**Task requirements:** Below are some records. Say how many of their lines include the string "this", giving only the number.

**Stored data:**
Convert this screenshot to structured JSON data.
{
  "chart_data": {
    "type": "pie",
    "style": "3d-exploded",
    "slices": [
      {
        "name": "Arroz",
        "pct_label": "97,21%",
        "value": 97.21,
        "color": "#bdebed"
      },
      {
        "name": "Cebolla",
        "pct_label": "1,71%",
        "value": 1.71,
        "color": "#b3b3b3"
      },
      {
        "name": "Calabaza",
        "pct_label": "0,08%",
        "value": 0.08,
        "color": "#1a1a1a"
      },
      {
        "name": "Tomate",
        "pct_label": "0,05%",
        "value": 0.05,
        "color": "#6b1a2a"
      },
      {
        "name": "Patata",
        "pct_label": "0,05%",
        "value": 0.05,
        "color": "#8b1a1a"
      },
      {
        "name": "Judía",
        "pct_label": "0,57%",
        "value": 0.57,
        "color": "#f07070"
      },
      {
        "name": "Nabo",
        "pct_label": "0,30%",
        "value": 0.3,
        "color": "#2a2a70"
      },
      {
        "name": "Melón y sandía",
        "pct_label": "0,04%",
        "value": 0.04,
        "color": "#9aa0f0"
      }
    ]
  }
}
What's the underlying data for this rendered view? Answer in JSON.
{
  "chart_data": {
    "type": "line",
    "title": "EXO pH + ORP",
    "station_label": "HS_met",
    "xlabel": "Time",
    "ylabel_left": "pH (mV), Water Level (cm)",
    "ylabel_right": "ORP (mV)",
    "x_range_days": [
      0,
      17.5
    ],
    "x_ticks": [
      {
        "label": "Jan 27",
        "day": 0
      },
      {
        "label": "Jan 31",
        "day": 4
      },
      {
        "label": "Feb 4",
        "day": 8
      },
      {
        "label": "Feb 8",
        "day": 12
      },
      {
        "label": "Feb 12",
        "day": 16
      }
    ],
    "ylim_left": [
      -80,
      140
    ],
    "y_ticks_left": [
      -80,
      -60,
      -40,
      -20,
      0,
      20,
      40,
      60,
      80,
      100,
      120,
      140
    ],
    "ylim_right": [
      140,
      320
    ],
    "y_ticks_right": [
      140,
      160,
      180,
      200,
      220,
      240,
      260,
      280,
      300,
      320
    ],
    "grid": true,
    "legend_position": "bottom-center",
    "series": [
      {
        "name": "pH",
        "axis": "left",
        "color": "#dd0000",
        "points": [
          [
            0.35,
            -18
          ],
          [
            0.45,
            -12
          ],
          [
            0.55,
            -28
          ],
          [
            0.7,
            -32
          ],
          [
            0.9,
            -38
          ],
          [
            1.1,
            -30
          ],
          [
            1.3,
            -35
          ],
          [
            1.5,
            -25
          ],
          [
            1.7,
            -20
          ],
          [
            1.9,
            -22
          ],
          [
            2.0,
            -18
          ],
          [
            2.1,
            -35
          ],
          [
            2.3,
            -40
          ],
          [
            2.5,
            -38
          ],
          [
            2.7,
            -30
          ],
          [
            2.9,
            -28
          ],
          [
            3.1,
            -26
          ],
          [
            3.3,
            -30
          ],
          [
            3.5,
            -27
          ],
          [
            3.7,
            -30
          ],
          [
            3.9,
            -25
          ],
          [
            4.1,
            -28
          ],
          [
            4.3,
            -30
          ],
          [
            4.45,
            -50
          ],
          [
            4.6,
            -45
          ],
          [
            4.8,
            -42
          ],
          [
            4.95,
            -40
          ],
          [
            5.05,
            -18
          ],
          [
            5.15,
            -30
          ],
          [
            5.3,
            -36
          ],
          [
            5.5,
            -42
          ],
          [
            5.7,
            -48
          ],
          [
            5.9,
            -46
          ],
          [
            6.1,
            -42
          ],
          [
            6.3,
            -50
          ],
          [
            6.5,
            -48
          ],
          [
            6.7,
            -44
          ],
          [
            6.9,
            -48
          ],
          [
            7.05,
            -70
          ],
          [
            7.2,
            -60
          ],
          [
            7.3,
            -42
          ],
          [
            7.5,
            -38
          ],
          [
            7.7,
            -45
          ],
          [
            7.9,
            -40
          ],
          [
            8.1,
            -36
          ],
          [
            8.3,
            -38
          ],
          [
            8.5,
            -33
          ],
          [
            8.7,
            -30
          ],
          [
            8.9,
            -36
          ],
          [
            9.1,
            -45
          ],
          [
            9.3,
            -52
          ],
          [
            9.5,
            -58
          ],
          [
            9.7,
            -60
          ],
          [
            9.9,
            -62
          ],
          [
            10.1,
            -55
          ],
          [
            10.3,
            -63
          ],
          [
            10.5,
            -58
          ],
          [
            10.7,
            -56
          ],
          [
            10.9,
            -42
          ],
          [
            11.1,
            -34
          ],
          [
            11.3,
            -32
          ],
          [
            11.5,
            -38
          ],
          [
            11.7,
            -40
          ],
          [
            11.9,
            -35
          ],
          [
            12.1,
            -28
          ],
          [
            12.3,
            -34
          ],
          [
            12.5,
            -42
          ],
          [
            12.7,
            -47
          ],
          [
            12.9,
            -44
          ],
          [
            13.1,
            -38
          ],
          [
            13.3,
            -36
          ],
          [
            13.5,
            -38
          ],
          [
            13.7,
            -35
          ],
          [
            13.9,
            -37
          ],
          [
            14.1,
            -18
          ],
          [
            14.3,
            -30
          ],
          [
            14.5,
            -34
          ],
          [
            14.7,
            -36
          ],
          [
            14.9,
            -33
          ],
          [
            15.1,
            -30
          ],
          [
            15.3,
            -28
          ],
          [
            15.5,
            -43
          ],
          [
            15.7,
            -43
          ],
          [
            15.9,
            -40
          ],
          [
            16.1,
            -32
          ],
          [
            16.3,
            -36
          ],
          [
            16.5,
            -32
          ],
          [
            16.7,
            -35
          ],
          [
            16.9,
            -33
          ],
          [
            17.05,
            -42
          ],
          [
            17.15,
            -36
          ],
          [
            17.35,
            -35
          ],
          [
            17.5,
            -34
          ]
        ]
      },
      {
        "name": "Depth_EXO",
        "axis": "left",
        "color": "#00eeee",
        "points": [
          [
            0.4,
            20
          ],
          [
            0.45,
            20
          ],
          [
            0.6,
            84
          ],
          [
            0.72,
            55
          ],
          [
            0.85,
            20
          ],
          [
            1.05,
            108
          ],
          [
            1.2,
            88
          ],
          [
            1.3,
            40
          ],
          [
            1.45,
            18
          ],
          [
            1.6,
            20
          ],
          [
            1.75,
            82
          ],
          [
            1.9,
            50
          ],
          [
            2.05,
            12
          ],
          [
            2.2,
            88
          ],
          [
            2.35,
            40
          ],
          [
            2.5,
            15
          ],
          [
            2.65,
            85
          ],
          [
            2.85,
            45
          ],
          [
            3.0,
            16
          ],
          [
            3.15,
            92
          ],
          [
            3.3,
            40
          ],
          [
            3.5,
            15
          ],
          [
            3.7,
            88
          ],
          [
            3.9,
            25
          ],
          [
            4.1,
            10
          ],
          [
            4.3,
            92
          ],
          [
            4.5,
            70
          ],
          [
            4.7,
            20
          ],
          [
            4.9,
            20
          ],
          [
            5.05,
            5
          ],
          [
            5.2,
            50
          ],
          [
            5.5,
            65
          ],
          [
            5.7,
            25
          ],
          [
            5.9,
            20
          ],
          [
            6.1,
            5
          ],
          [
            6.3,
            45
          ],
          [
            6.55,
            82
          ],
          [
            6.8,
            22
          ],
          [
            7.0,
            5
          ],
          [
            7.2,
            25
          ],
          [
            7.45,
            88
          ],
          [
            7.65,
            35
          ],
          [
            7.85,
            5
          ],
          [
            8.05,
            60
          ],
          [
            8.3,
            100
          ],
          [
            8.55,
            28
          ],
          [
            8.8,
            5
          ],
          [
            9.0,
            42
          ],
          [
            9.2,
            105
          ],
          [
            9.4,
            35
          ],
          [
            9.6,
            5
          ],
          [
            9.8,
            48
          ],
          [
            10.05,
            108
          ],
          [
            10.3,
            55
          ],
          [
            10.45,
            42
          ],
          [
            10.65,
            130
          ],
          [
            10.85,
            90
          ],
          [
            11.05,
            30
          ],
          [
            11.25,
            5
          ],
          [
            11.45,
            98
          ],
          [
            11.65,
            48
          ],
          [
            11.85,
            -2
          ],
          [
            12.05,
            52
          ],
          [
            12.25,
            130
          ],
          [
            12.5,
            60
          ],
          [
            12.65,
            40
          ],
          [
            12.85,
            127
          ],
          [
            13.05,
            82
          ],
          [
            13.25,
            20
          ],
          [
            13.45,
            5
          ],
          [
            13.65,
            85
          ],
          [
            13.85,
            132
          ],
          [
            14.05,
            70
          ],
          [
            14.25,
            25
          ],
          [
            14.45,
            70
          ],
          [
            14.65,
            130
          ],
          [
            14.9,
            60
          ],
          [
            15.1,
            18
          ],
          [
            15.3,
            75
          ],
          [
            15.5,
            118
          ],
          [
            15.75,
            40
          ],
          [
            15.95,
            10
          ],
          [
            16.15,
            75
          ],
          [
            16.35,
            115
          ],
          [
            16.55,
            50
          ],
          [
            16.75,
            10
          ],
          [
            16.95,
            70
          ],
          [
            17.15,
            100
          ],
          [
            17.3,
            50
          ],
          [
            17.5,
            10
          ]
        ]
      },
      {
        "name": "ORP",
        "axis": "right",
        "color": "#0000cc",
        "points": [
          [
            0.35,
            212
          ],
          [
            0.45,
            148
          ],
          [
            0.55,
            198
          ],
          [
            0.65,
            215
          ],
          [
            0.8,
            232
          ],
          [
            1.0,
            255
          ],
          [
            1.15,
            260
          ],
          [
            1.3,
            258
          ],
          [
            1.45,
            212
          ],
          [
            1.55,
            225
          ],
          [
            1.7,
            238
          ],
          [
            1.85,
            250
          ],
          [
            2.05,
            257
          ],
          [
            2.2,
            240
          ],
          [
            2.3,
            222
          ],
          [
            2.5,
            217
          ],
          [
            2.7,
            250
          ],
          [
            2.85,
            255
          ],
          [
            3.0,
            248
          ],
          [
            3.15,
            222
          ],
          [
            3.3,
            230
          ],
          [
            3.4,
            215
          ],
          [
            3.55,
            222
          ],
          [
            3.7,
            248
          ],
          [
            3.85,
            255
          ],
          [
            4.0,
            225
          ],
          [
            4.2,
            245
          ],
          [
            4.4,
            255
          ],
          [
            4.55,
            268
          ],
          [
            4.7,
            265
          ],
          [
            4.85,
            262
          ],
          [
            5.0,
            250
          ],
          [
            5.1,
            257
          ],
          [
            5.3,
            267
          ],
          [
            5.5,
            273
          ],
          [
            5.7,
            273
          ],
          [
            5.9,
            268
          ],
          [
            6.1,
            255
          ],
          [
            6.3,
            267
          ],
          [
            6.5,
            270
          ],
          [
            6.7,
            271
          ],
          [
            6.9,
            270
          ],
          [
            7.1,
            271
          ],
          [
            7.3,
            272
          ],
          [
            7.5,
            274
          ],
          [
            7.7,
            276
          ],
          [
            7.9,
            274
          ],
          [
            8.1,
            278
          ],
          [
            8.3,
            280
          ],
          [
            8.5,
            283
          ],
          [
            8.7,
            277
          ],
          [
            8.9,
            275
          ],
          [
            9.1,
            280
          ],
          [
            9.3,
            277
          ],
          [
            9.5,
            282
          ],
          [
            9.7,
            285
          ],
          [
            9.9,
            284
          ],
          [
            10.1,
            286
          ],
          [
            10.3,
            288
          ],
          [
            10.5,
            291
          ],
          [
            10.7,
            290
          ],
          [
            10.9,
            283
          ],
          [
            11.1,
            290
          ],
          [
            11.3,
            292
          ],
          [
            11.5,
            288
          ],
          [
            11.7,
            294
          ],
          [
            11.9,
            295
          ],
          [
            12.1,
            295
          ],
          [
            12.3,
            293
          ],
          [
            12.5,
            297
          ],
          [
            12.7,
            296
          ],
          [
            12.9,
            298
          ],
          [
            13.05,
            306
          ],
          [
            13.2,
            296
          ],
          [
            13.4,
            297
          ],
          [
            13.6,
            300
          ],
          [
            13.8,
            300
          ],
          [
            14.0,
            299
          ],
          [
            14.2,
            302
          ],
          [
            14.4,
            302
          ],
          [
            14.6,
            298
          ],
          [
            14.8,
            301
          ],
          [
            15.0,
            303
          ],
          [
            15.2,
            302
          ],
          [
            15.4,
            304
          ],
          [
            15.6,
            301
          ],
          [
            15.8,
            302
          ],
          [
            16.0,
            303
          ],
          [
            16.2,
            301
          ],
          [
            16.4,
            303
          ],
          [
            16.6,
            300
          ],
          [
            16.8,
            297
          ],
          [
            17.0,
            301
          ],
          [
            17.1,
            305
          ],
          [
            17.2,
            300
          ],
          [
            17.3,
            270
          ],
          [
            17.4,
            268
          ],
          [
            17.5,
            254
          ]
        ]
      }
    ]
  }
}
---
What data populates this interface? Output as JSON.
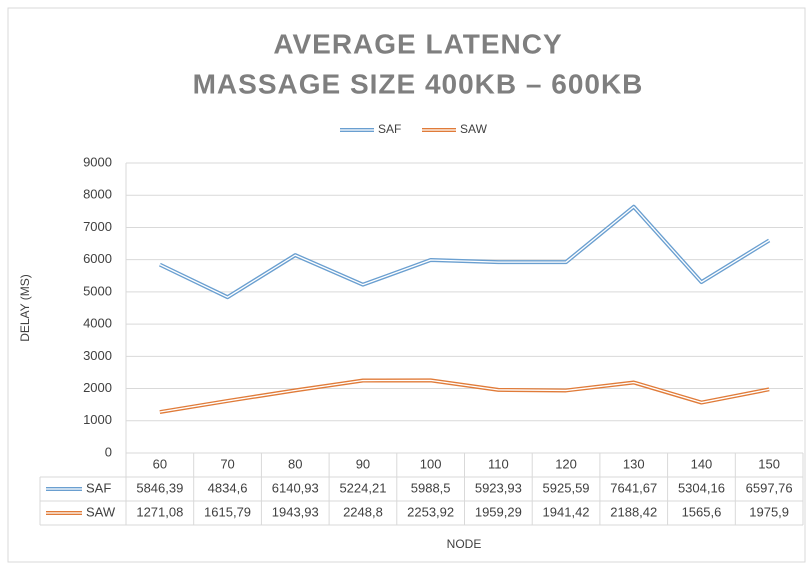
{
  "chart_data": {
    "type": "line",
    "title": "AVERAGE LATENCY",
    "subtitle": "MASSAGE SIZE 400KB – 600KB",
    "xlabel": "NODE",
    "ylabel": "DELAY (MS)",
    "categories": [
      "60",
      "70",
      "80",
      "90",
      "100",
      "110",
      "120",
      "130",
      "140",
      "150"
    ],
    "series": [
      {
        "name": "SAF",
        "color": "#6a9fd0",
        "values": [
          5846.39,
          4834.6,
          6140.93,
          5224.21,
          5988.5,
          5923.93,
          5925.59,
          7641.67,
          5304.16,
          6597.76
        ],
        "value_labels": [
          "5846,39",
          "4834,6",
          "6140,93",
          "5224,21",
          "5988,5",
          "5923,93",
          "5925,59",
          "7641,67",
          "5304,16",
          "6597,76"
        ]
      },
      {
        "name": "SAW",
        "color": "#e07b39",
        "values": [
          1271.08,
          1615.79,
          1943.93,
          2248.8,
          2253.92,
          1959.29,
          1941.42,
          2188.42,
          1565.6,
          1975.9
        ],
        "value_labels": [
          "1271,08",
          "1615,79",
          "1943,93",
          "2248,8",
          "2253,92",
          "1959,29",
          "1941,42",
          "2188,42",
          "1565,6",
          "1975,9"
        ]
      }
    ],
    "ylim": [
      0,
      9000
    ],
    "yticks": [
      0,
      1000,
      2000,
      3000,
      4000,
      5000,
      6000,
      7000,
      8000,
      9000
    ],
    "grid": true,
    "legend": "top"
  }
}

**Full solution:** 3